◆ DATA FOR REVIEW:
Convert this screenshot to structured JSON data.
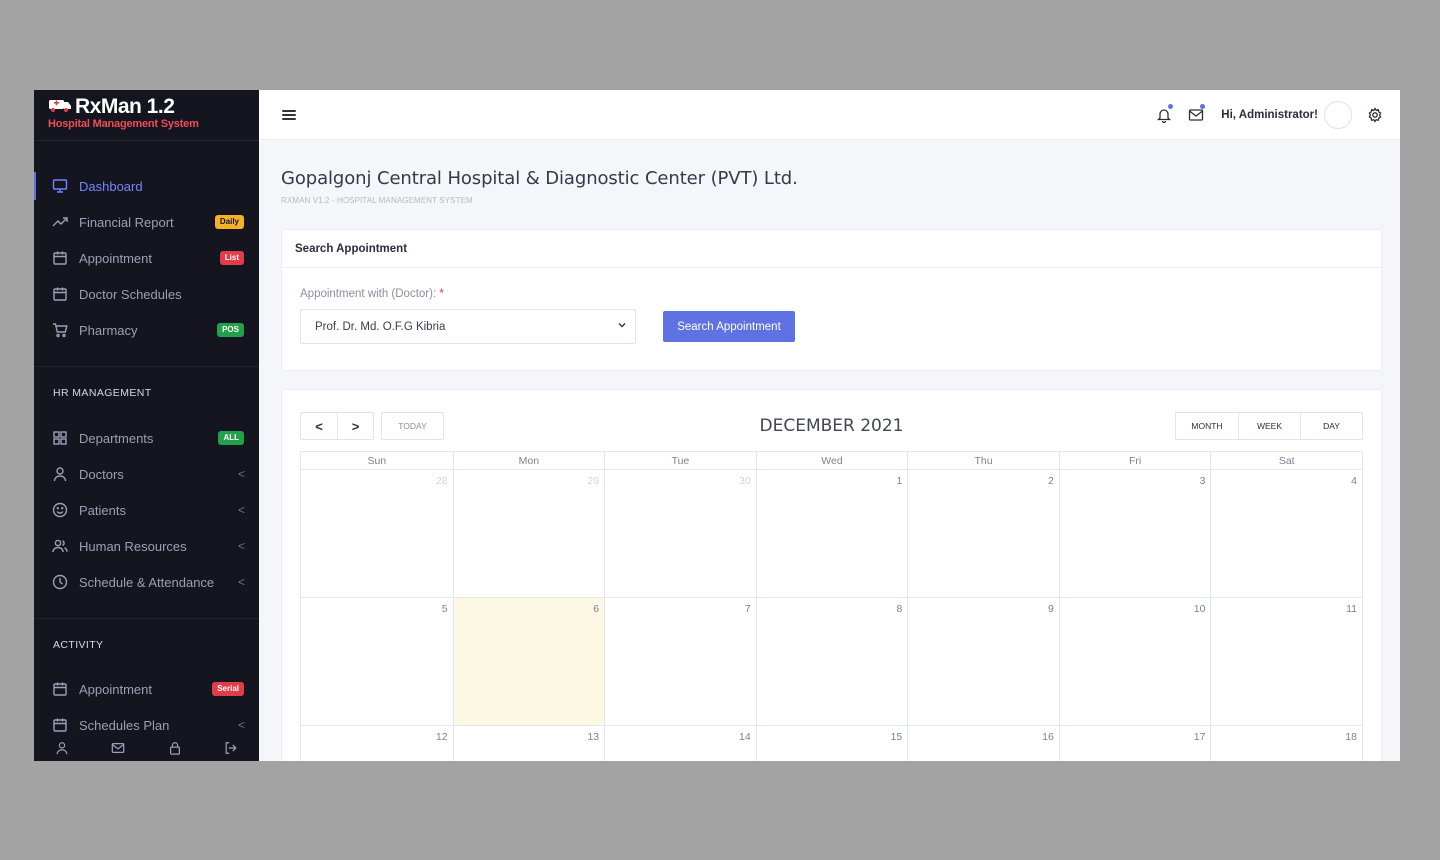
{
  "brand": {
    "name": "RxMan 1.2",
    "subtitle": "Hospital Management System"
  },
  "sidebar": {
    "items": [
      {
        "label": "Dashboard",
        "icon": "monitor-icon",
        "active": true
      },
      {
        "label": "Financial Report",
        "icon": "trending-up-icon",
        "badge": "Daily",
        "badge_color": "#f5b225"
      },
      {
        "label": "Appointment",
        "icon": "calendar-icon",
        "badge": "List",
        "badge_color": "#e23b49"
      },
      {
        "label": "Doctor Schedules",
        "icon": "calendar-icon"
      },
      {
        "label": "Pharmacy",
        "icon": "cart-icon",
        "badge": "POS",
        "badge_color": "#22a04a"
      }
    ],
    "hr_title": "HR MANAGEMENT",
    "hr_items": [
      {
        "label": "Departments",
        "icon": "grid-icon",
        "badge": "ALL",
        "badge_color": "#22a04a"
      },
      {
        "label": "Doctors",
        "icon": "user-icon"
      },
      {
        "label": "Patients",
        "icon": "smile-icon"
      },
      {
        "label": "Human Resources",
        "icon": "users-icon"
      },
      {
        "label": "Schedule & Attendance",
        "icon": "clock-icon"
      }
    ],
    "activity_title": "ACTIVITY",
    "activity_items": [
      {
        "label": "Appointment",
        "icon": "calendar-icon",
        "badge": "Serial",
        "badge_color": "#e23b49"
      },
      {
        "label": "Schedules Plan",
        "icon": "calendar-icon"
      }
    ],
    "chevron": "<"
  },
  "topbar": {
    "greeting": "Hi, Administrator!"
  },
  "page": {
    "title": "Gopalgonj Central Hospital & Diagnostic Center (PVT) Ltd.",
    "subtitle": "RXMAN V1.2 - HOSPITAL MANAGEMENT SYSTEM"
  },
  "search": {
    "card_title": "Search Appointment",
    "label": "Appointment with (Doctor):",
    "required_mark": "*",
    "selected_doctor": "Prof. Dr. Md. O.F.G Kibria",
    "button": "Search Appointment"
  },
  "calendar": {
    "title": "DECEMBER 2021",
    "today_label": "TODAY",
    "prev": "<",
    "next": ">",
    "views": [
      "MONTH",
      "WEEK",
      "DAY"
    ],
    "weekdays": [
      "Sun",
      "Mon",
      "Tue",
      "Wed",
      "Thu",
      "Fri",
      "Sat"
    ],
    "weeks": [
      [
        "28",
        "29",
        "30",
        "1",
        "2",
        "3",
        "4"
      ],
      [
        "5",
        "6",
        "7",
        "8",
        "9",
        "10",
        "11"
      ],
      [
        "12",
        "13",
        "14",
        "15",
        "16",
        "17",
        "18"
      ]
    ]
  },
  "colors": {
    "accent": "#5e72e4",
    "sidebar_bg": "#15151f",
    "today_bg": "#fcf8e3"
  }
}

◆ AIM OF THE TASK: Return the data exactly as it stands, minus the pictures.

◆ SOLUTION FOR THIS PROBLEM:
Convert this screenshot to structured JSON data.
{
  "brand": {
    "name": "RxMan 1.2",
    "subtitle": "Hospital Management System"
  },
  "sidebar": {
    "items": [
      {
        "label": "Dashboard",
        "icon": "monitor-icon",
        "active": true
      },
      {
        "label": "Financial Report",
        "icon": "trending-up-icon",
        "badge": "Daily",
        "badge_color": "#f5b225"
      },
      {
        "label": "Appointment",
        "icon": "calendar-icon",
        "badge": "List",
        "badge_color": "#e23b49"
      },
      {
        "label": "Doctor Schedules",
        "icon": "calendar-icon"
      },
      {
        "label": "Pharmacy",
        "icon": "cart-icon",
        "badge": "POS",
        "badge_color": "#22a04a"
      }
    ],
    "hr_title": "HR MANAGEMENT",
    "hr_items": [
      {
        "label": "Departments",
        "icon": "grid-icon",
        "badge": "ALL",
        "badge_color": "#22a04a"
      },
      {
        "label": "Doctors",
        "icon": "user-icon"
      },
      {
        "label": "Patients",
        "icon": "smile-icon"
      },
      {
        "label": "Human Resources",
        "icon": "users-icon"
      },
      {
        "label": "Schedule & Attendance",
        "icon": "clock-icon"
      }
    ],
    "activity_title": "ACTIVITY",
    "activity_items": [
      {
        "label": "Appointment",
        "icon": "calendar-icon",
        "badge": "Serial",
        "badge_color": "#e23b49"
      },
      {
        "label": "Schedules Plan",
        "icon": "calendar-icon"
      }
    ],
    "chevron": "<"
  },
  "topbar": {
    "greeting": "Hi, Administrator!"
  },
  "page": {
    "title": "Gopalgonj Central Hospital & Diagnostic Center (PVT) Ltd.",
    "subtitle": "RXMAN V1.2 - HOSPITAL MANAGEMENT SYSTEM"
  },
  "search": {
    "card_title": "Search Appointment",
    "label": "Appointment with (Doctor):",
    "required_mark": "*",
    "selected_doctor": "Prof. Dr. Md. O.F.G Kibria",
    "button": "Search Appointment"
  },
  "calendar": {
    "title": "DECEMBER 2021",
    "today_label": "TODAY",
    "prev": "<",
    "next": ">",
    "views": [
      "MONTH",
      "WEEK",
      "DAY"
    ],
    "weekdays": [
      "Sun",
      "Mon",
      "Tue",
      "Wed",
      "Thu",
      "Fri",
      "Sat"
    ],
    "weeks": [
      [
        "28",
        "29",
        "30",
        "1",
        "2",
        "3",
        "4"
      ],
      [
        "5",
        "6",
        "7",
        "8",
        "9",
        "10",
        "11"
      ],
      [
        "12",
        "13",
        "14",
        "15",
        "16",
        "17",
        "18"
      ]
    ]
  },
  "colors": {
    "accent": "#5e72e4",
    "sidebar_bg": "#15151f",
    "today_bg": "#fcf8e3"
  }
}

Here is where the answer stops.